◆ Work instructions ◆
Output each line exactly as it appears, skipping any embedded picture.

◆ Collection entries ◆
------------------------------------

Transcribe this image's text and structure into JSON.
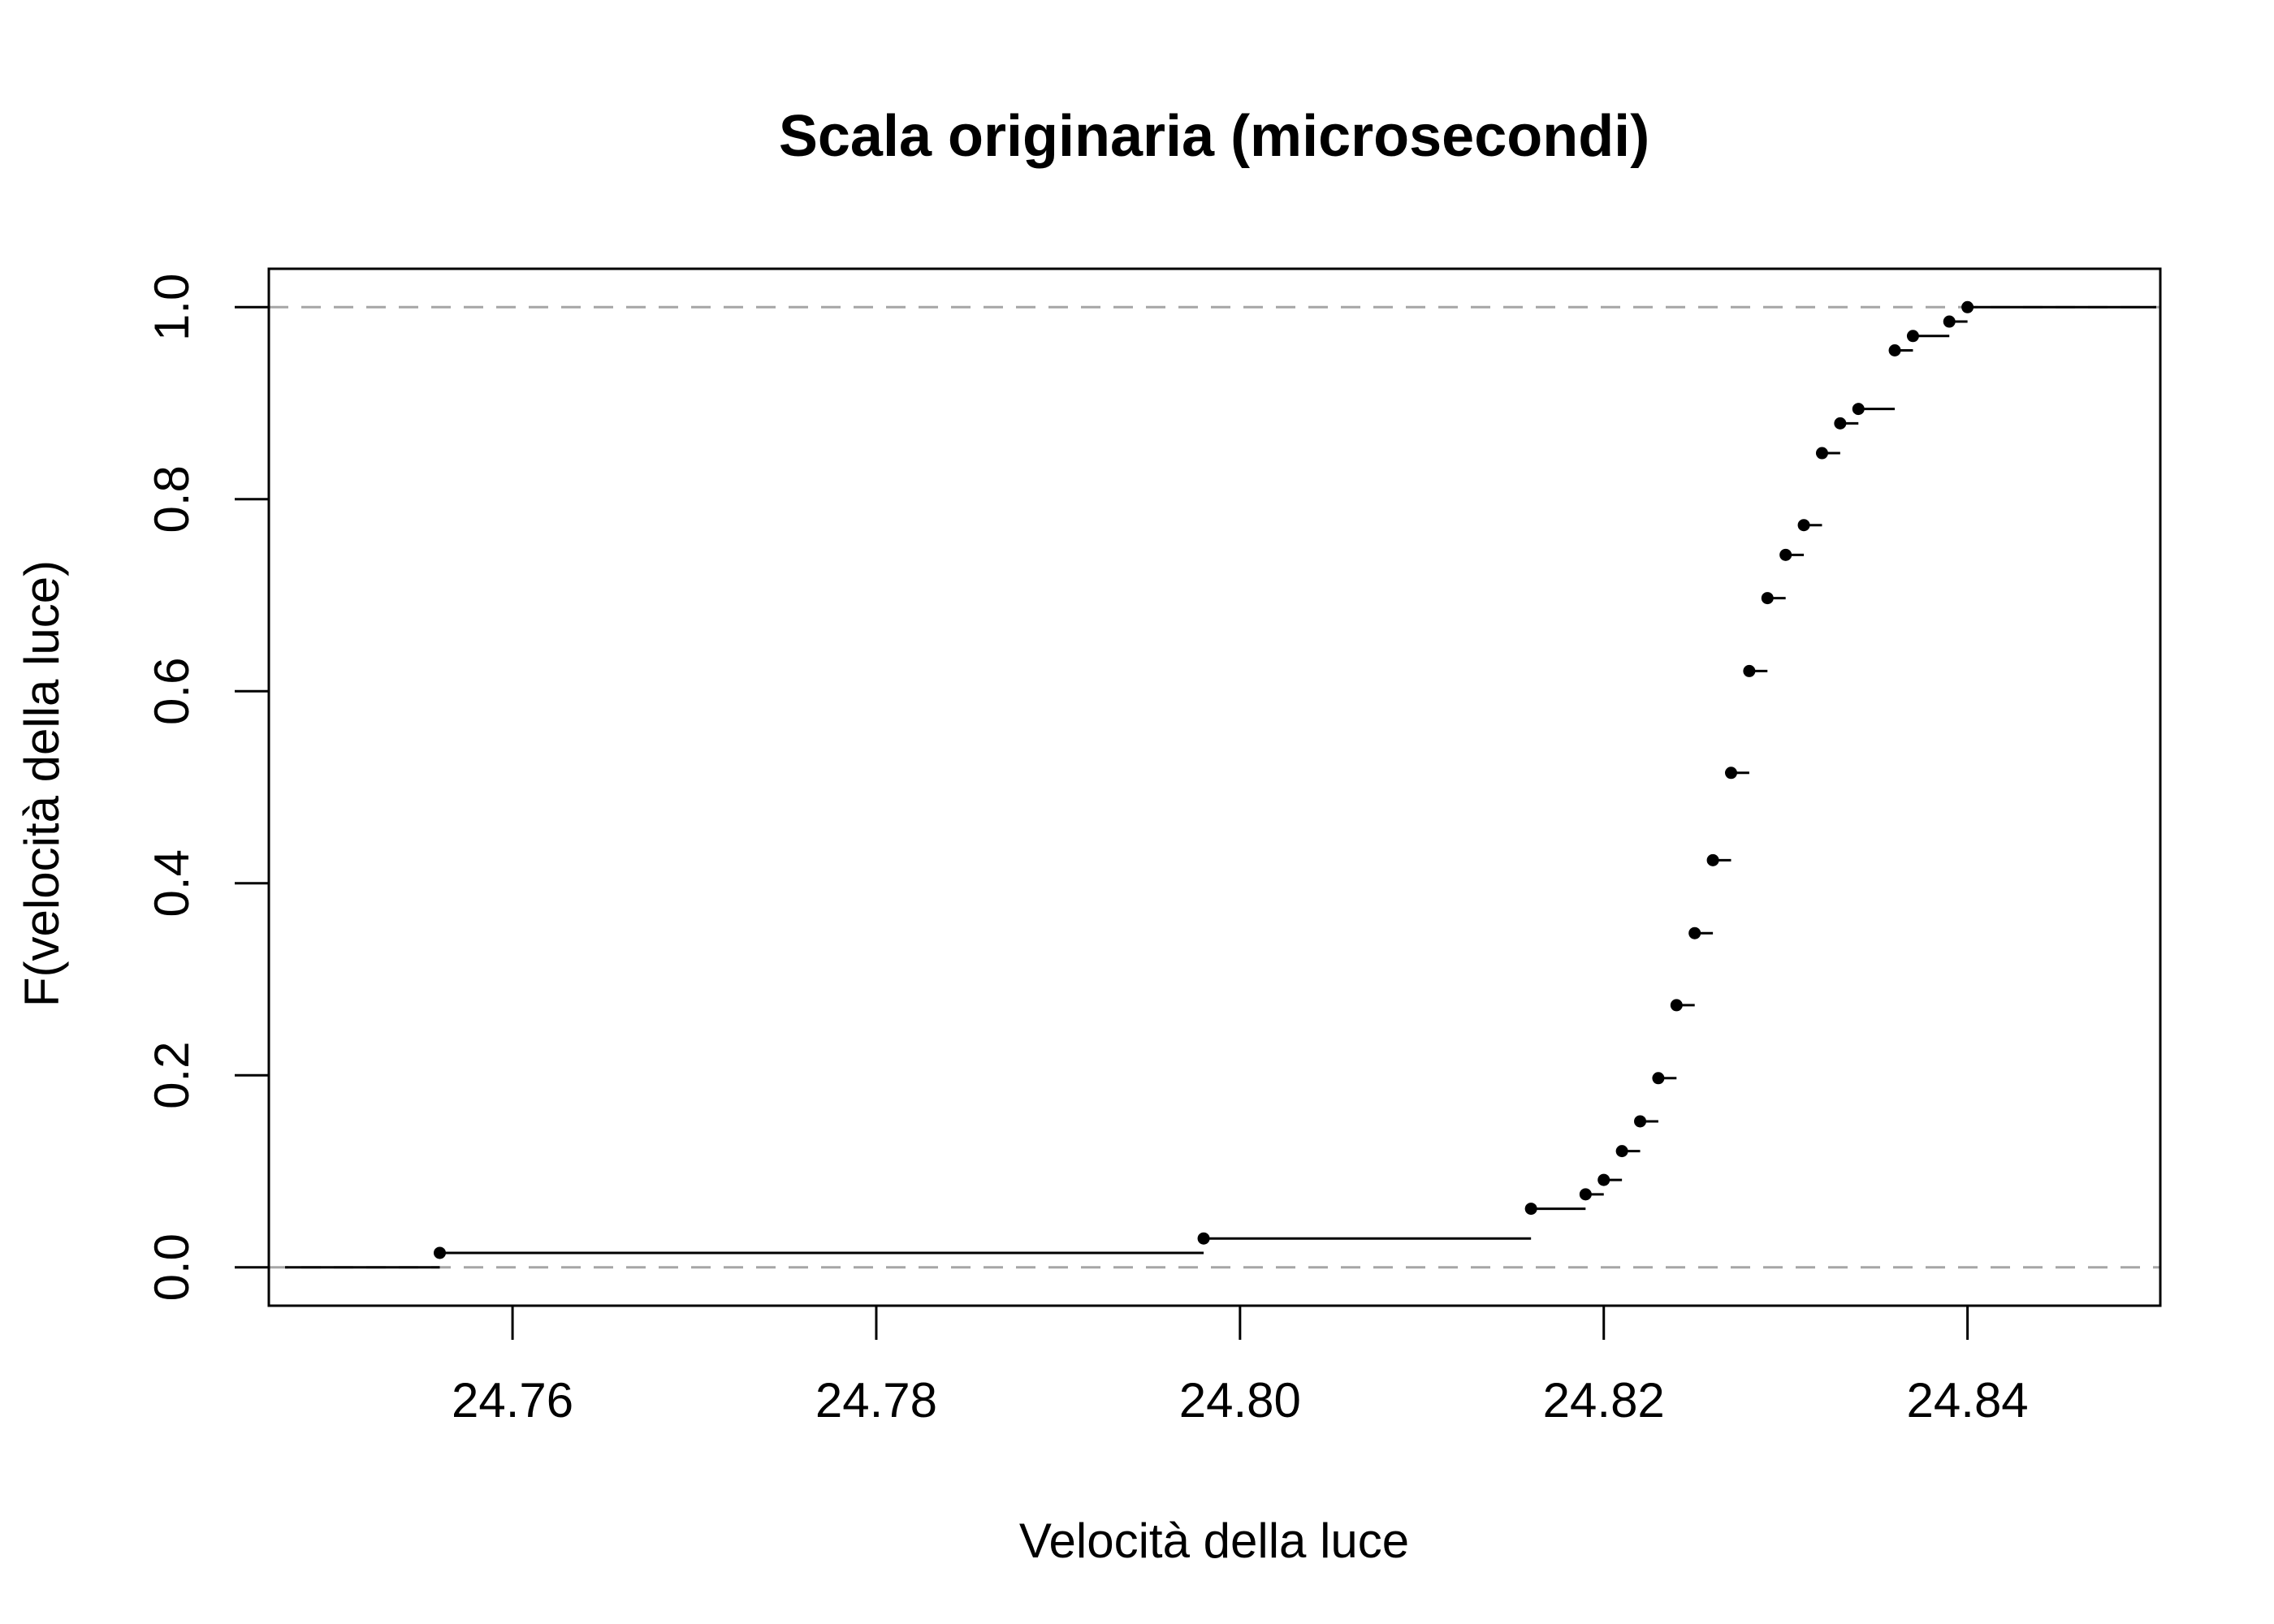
{
  "chart_data": {
    "type": "step",
    "title": "Scala originaria (microsecondi)",
    "xlabel": "Velocità della luce",
    "ylabel": "F(velocità della luce)",
    "xlim": [
      24.7466,
      24.8506
    ],
    "ylim": [
      -0.04,
      1.04
    ],
    "xticks": [
      24.76,
      24.78,
      24.8,
      24.82,
      24.84
    ],
    "xtick_labels": [
      "24.76",
      "24.78",
      "24.80",
      "24.82",
      "24.84"
    ],
    "yticks": [
      0.0,
      0.2,
      0.4,
      0.6,
      0.8,
      1.0
    ],
    "ytick_labels": [
      "0.0",
      "0.2",
      "0.4",
      "0.6",
      "0.8",
      "1.0"
    ],
    "reference_lines": [
      0,
      1
    ],
    "grid": false,
    "points": [
      {
        "x": 24.756,
        "y": 0.015
      },
      {
        "x": 24.798,
        "y": 0.03
      },
      {
        "x": 24.816,
        "y": 0.061
      },
      {
        "x": 24.819,
        "y": 0.076
      },
      {
        "x": 24.82,
        "y": 0.091
      },
      {
        "x": 24.821,
        "y": 0.121
      },
      {
        "x": 24.822,
        "y": 0.152
      },
      {
        "x": 24.823,
        "y": 0.197
      },
      {
        "x": 24.824,
        "y": 0.273
      },
      {
        "x": 24.825,
        "y": 0.348
      },
      {
        "x": 24.826,
        "y": 0.424
      },
      {
        "x": 24.827,
        "y": 0.515
      },
      {
        "x": 24.828,
        "y": 0.621
      },
      {
        "x": 24.829,
        "y": 0.697
      },
      {
        "x": 24.83,
        "y": 0.742
      },
      {
        "x": 24.831,
        "y": 0.773
      },
      {
        "x": 24.832,
        "y": 0.848
      },
      {
        "x": 24.833,
        "y": 0.879
      },
      {
        "x": 24.834,
        "y": 0.894
      },
      {
        "x": 24.836,
        "y": 0.955
      },
      {
        "x": 24.837,
        "y": 0.97
      },
      {
        "x": 24.839,
        "y": 0.985
      },
      {
        "x": 24.84,
        "y": 1.0
      }
    ]
  }
}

------------------------------------

◆ Right answer ◆
Transcribe this image's text and structure into JSON.
{
  "chart_data": {
    "type": "step",
    "title": "Scala originaria (microsecondi)",
    "xlabel": "Velocità della luce",
    "ylabel": "F(velocità della luce)",
    "xlim": [
      24.7466,
      24.8506
    ],
    "ylim": [
      -0.04,
      1.04
    ],
    "xticks": [
      24.76,
      24.78,
      24.8,
      24.82,
      24.84
    ],
    "xtick_labels": [
      "24.76",
      "24.78",
      "24.80",
      "24.82",
      "24.84"
    ],
    "yticks": [
      0.0,
      0.2,
      0.4,
      0.6,
      0.8,
      1.0
    ],
    "ytick_labels": [
      "0.0",
      "0.2",
      "0.4",
      "0.6",
      "0.8",
      "1.0"
    ],
    "reference_lines": [
      0,
      1
    ],
    "grid": false,
    "points": [
      {
        "x": 24.756,
        "y": 0.015
      },
      {
        "x": 24.798,
        "y": 0.03
      },
      {
        "x": 24.816,
        "y": 0.061
      },
      {
        "x": 24.819,
        "y": 0.076
      },
      {
        "x": 24.82,
        "y": 0.091
      },
      {
        "x": 24.821,
        "y": 0.121
      },
      {
        "x": 24.822,
        "y": 0.152
      },
      {
        "x": 24.823,
        "y": 0.197
      },
      {
        "x": 24.824,
        "y": 0.273
      },
      {
        "x": 24.825,
        "y": 0.348
      },
      {
        "x": 24.826,
        "y": 0.424
      },
      {
        "x": 24.827,
        "y": 0.515
      },
      {
        "x": 24.828,
        "y": 0.621
      },
      {
        "x": 24.829,
        "y": 0.697
      },
      {
        "x": 24.83,
        "y": 0.742
      },
      {
        "x": 24.831,
        "y": 0.773
      },
      {
        "x": 24.832,
        "y": 0.848
      },
      {
        "x": 24.833,
        "y": 0.879
      },
      {
        "x": 24.834,
        "y": 0.894
      },
      {
        "x": 24.836,
        "y": 0.955
      },
      {
        "x": 24.837,
        "y": 0.97
      },
      {
        "x": 24.839,
        "y": 0.985
      },
      {
        "x": 24.84,
        "y": 1.0
      }
    ]
  }
}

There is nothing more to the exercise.